● DO THIS: Output the material beneath exactly, leaving nothing out.

start THE DATA

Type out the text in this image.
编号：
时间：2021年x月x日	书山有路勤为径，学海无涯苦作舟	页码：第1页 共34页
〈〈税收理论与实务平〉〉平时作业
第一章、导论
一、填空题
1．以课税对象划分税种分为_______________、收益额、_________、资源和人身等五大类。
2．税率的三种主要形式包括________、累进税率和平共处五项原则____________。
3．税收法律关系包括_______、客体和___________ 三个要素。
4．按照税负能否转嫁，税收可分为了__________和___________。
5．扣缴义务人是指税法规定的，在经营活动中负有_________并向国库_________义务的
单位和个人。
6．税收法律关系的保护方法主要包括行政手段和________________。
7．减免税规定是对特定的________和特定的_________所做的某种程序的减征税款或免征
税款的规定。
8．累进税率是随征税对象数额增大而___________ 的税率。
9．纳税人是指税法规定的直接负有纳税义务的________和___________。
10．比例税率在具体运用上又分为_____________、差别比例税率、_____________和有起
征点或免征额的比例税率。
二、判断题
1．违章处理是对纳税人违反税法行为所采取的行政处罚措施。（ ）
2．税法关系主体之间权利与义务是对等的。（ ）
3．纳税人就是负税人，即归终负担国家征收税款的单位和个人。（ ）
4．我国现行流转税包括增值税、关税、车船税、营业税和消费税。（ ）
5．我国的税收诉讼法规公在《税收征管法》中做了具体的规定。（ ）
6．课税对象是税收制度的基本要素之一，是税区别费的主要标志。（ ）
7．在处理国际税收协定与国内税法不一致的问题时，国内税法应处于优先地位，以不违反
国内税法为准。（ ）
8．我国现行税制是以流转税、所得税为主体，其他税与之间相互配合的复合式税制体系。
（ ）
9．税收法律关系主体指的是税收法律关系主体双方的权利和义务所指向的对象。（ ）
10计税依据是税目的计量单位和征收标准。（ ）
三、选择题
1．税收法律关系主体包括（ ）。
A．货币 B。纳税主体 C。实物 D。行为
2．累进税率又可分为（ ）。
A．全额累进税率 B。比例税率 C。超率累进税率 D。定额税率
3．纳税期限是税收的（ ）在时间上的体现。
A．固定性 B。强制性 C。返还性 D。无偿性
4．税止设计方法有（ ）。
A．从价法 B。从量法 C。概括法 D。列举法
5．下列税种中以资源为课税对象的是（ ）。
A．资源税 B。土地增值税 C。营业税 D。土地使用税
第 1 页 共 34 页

end THE DATA

● REPLY TO THE TASK:
Type out the text in this image.
编号：
时间：2021年x月x日	书山有路勤为径，学海无涯苦作舟	页码：第1页 共34页
〈〈税收理论与实务平〉〉平时作业
第一章、导论
一、填空题
1．以课税对象划分税种分为_______________、收益额、_________、资源和人身等五大类。
2．税率的三种主要形式包括________、累进税率和平共处五项原则____________。
3．税收法律关系包括_______、客体和___________ 三个要素。
4．按照税负能否转嫁，税收可分为了__________和___________。
5．扣缴义务人是指税法规定的，在经营活动中负有_________并向国库_________义务的
单位和个人。
6．税收法律关系的保护方法主要包括行政手段和________________。
7．减免税规定是对特定的________和特定的_________所做的某种程序的减征税款或免征
税款的规定。
8．累进税率是随征税对象数额增大而___________ 的税率。
9．纳税人是指税法规定的直接负有纳税义务的________和___________。
10．比例税率在具体运用上又分为_____________、差别比例税率、_____________和有起
征点或免征额的比例税率。
二、判断题
1．违章处理是对纳税人违反税法行为所采取的行政处罚措施。（ ）
2．税法关系主体之间权利与义务是对等的。（ ）
3．纳税人就是负税人，即归终负担国家征收税款的单位和个人。（ ）
4．我国现行流转税包括增值税、关税、车船税、营业税和消费税。（ ）
5．我国的税收诉讼法规公在《税收征管法》中做了具体的规定。（ ）
6．课税对象是税收制度的基本要素之一，是税区别费的主要标志。（ ）
7．在处理国际税收协定与国内税法不一致的问题时，国内税法应处于优先地位，以不违反
国内税法为准。（ ）
8．我国现行税制是以流转税、所得税为主体，其他税与之间相互配合的复合式税制体系。
（ ）
9．税收法律关系主体指的是税收法律关系主体双方的权利和义务所指向的对象。（ ）
10计税依据是税目的计量单位和征收标准。（ ）
三、选择题
1．税收法律关系主体包括（ ）。
A．货币 B。纳税主体 C。实物 D。行为
2．累进税率又可分为（ ）。
A．全额累进税率 B。比例税率 C。超率累进税率 D。定额税率
3．纳税期限是税收的（ ）在时间上的体现。
A．固定性 B。强制性 C。返还性 D。无偿性
4．税止设计方法有（ ）。
A．从价法 B。从量法 C。概括法 D。列举法
5．下列税种中以资源为课税对象的是（ ）。
A．资源税 B。土地增值税 C。营业税 D。土地使用税
第 1 页 共 34 页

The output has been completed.